Texto mostrado
=====

EL RETROVISOR
Dos miradas geniales se fueron
"Pienso que los hombres de cine tienen que estar siempre unidos, como fuente de inspiración, a su tiempo. No tanto para expresarlo por sus sucesos más crudos y trágicos, sino para recoger las resonancias que suenan dentro de él". M. Antonioni

Lejos de Suecia, en una cálida habitación, de grandes cortinajes, Ingmar Bergman, un hombre de 94 años entra en un sueño...
EDUARDO SABUGAL
Un hombre de 89 años de edad cierra los ojos, está recostado en su cama. Afuera el mar Báltico arroja una breve brisa sobre la casa. Sueña o cree que sueña. Respira lentamente, puede sentir como un metrónomo, el latido de su corazón. La naturaleza muerde salvaje y acuática la orilla de la isla. Su cama reposa en el centro de su residencia y ésta en el centro de la isla de Faaroe, que flota en el frío mar del norte como un barco de papel. En su sueño vuelve a ser niño y contempla a su hermano, vive de nuevo un trueque fundacional, vive de nuevo ese intercambio mágico en cámara lenta. Se ve a sí mismo reuniendo todos sus soldaditos de plomo y dándoselos a su hermano enjaulados en una caja de madera. Su hermano, a cambio del ejército de plomo, le tiende el aparato, un cinematógrafo. Respira lentamente, el aire sale por su nariz suavemente, el metrónomo apenas si agita su sueño, contempla la figura de un soldado que regresa de las cruzadas, se ha sentado junto a su cama. Afuera el Báltico sigue su danza eterna. El caballero medieval se ha puesto a jugar de nuevo su mítica partida de ajedrez, la muerte espera su turno, el metrónomo en el pecho del hombre gotea cada vez más lento, y es el reloj de arena entre los ajedrecistas. En el sueño una actriz pierde la voz repentinamente, una enfermera regresa. Afuera del sueño es 30 de Julio.
Lejos de Suecia, en una cálida habitación, de grandes cortinajes, un hombre de 94 años también entra en un sueño. Está sentado en una silla de ruedas. Sus anteojos se abren como ventanas sobre el buró. Hace mucho que no se usan y siguen ahí, corrigiendo la mirada de la nada. El ruido de las motocicletas y el ronroneo de las calles romanas, no entra hasta esta silenciosa cámara. Todo Roma entra a través de un filtro. Destazada, recompuesta, la ciudad se cuela hasta este cuarto. Los trozos de memoria, las épocas, los olores, las mujeres desnudas, la música, la Italia convulsa, se alinean lentamente en una fila onírica que se desangra en un solo cauce en el centro de la habitación, justo en la figura del hombre que sigue sentado apaciblemente en su silla. La silla deja de ser lo que es y se convierte de nuevo en la silla de un director. Más allá de las nubes, una mano recorre el cuerpo desnudo de una mujer, sin tocarla, sólo dibujándola. El contorno supradérmico de ese erotismo está ocurriendo ahora, en el cerebro varado de este hombre. Son las seis de la tarde, es 30 de Julio. El brazo de una guitarra eléctrica cae en el asfalto al ritmo de una canción de los Yardbirds, la silla se transforma en sofá, y el hombre ahí, sentado en medio de su cuarto, vuelve a disparar su última fotografía en un jardín londinense.

=====

Tareas
A. Indica si cada afirmación coincide con la crónica «Dos miradas geniales se fueron» y cita las palabras exactas que lo deciden: (i) en su sueño, el primer hombre recibe de su hermano un cinematógrafo a cambio de sus soldaditos de plomo; (ii) el ruido de las motocicletas llega hasta la habitación del segundo hombre; (iii) la isla de Faaroe se encuentra en el mar Mediterráneo.
B. Prolonga la crónica «Dos miradas geniales se fueron» a partir de su última oración, con uno o dos párrafos que mantengan su tono.
El material que viene después no tiene relación con la crónica.

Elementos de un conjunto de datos
=====

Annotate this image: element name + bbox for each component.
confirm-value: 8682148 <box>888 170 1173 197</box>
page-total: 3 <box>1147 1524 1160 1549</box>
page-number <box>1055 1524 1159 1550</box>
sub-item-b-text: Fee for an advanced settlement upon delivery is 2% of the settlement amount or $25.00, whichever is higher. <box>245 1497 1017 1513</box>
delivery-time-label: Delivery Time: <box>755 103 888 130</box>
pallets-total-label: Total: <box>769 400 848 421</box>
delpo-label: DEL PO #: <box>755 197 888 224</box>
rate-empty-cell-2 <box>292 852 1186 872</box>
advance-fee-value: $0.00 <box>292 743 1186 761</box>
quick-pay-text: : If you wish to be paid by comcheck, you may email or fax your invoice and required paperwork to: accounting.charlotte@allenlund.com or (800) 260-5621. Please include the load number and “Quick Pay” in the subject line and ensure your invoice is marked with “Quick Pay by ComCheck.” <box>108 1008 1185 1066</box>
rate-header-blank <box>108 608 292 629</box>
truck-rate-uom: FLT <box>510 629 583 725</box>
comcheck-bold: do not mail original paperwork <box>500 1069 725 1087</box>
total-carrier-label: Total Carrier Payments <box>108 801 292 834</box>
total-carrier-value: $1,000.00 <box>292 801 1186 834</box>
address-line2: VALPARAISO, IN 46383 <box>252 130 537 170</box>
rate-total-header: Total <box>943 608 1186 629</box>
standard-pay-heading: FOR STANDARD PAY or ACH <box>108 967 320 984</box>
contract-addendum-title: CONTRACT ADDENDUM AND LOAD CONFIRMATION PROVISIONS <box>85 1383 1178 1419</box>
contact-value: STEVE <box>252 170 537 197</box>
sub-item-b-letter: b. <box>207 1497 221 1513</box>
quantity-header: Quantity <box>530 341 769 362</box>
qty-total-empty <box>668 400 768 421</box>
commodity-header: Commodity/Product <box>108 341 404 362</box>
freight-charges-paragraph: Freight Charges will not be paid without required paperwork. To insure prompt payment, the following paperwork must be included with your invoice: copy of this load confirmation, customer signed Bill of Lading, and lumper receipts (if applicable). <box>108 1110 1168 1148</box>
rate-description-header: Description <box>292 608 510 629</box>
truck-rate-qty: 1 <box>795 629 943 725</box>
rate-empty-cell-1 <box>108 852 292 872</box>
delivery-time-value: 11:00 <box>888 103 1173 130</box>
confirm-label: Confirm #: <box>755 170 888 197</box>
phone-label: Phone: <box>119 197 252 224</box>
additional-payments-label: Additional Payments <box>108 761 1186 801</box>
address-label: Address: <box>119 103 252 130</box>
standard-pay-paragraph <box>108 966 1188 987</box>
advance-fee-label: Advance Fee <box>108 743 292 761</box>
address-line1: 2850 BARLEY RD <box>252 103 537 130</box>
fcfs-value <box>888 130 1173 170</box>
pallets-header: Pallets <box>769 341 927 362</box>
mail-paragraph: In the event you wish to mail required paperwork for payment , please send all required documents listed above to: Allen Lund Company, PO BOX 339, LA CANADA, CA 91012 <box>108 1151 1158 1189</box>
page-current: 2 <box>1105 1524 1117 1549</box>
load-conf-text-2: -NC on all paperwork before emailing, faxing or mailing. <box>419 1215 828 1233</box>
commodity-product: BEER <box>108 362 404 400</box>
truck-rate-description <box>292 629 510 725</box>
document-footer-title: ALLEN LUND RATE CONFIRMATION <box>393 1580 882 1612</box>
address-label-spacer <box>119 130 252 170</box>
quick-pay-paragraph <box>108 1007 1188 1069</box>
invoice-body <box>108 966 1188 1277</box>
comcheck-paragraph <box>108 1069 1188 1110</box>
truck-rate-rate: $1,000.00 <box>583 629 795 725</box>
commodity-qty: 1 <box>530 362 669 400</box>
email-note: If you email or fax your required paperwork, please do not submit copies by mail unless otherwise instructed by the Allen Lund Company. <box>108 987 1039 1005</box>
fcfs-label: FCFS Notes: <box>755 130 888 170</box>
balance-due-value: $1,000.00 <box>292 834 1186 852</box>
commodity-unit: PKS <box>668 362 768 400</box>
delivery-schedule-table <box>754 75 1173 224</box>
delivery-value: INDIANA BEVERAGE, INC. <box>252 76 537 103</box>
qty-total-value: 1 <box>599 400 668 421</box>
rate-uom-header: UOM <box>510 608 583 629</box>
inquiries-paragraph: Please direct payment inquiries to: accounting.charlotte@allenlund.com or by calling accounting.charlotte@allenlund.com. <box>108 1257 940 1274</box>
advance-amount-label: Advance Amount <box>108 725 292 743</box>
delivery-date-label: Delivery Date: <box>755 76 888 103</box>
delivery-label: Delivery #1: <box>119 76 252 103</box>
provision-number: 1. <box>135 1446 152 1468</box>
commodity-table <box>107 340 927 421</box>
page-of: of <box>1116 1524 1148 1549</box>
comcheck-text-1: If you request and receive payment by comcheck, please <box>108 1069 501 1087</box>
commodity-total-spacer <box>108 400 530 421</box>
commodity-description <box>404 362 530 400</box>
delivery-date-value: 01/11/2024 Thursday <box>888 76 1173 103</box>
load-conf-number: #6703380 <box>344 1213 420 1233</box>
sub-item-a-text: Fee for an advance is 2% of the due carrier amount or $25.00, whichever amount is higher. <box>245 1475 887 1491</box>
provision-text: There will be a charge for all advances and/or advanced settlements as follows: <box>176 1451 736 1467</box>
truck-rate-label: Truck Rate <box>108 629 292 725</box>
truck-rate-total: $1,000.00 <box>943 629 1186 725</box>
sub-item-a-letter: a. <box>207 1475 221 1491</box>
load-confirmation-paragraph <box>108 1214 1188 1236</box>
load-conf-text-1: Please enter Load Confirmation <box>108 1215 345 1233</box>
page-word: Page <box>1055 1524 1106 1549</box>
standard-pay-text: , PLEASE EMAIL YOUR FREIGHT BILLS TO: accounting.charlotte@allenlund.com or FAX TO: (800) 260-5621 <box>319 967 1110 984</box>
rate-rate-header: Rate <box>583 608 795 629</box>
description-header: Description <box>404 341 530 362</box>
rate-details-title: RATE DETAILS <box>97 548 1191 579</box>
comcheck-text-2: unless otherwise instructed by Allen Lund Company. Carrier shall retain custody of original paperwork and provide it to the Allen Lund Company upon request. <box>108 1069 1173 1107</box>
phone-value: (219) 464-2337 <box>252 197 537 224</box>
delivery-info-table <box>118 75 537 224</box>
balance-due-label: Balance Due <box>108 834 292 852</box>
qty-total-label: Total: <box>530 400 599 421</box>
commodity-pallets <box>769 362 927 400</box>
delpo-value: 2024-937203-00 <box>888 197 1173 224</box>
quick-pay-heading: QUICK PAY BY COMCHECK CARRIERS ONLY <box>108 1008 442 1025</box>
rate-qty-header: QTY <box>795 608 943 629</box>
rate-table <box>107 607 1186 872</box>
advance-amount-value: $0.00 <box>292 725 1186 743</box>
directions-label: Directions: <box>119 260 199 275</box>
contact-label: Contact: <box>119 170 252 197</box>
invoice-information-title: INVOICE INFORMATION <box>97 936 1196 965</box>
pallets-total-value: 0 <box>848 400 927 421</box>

=====

Respuestas por tarea
A.
(i) Sí: «Su hermano, a cambio del ejército de plomo, le tiende el aparato, un cinematógrafo.»
(ii) No: «El ruido de las motocicletas y el ronroneo de las calles romanas, no entra hasta esta silenciosa cámara.»
(iii) No: «que flota en el frío mar del norte como un barco de papel».

B.
Las dos escenas se conectan. Ingmar Bergman conoció en 1961 esta isla en la que ahora sueña, en aquel año transcurría el rodaje de “Como en un espejo”, y como en un espejo, el mar que ahora se retira pausadamente, repite la ausencia de Ingrid, fallecida en 1995. La casa se vació, el metrónomo se detiene de golpe, el hombre deja de respirar y sigue el largo sueño, ahora eternamente rodante. Con el corazón detenido, Ingrid regresa, la partida comienza de nuevo, las blancas mueven un peón. A pesar de un derrame cerebral, hace más de veinte años atrás, Michelangelo Antonioni siguió con su hermosa rebeldía, filmando y creando. Su compromiso artístico intacto. Sus ojos más llenos de mundo, de piel. Ahora, reposando en su sofá, el cerebro se detiene, y como el metrónomo de Bergman, instaura con su inmovilidad, el eco infinito de una obra, de una filmografía. Todo se recompone en la profundidad de estos hombres como en un montaje perfecto.
En otro lugar, los dos hombres charlan, quizá en imágenes que trascienden el lado de acá, quizá con poesía arenosa con olor a celuloide. El italiano Michelangelo Antonioni, el sueco Ingmar Bergman, dos miradas que se fueron simultáneamente. Pintaron de negro los siguientes 30 de julio. Nos dejaron la posibilidad de repetir sus visiones, nos dejaron su bello y doloroso aprendizaje del mirar.